Stated exercise —
Determine how many lines hold "parameters" and give only that number.

Stored data —
§ §
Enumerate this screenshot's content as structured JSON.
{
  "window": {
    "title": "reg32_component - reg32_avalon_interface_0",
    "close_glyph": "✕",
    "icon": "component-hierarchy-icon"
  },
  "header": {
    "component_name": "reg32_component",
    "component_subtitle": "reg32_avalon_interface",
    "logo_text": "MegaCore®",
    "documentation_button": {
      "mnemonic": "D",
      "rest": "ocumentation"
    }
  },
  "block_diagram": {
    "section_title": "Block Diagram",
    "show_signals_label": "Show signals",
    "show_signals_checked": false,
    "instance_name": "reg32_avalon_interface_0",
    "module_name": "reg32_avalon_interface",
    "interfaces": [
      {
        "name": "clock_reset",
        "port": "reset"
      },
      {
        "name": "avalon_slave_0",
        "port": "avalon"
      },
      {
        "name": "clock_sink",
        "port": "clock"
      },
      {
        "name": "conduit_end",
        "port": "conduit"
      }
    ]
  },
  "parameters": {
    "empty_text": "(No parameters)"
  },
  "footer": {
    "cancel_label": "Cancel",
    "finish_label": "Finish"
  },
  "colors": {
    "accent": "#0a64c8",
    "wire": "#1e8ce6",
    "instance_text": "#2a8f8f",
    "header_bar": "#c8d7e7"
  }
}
§ §
Solution —
2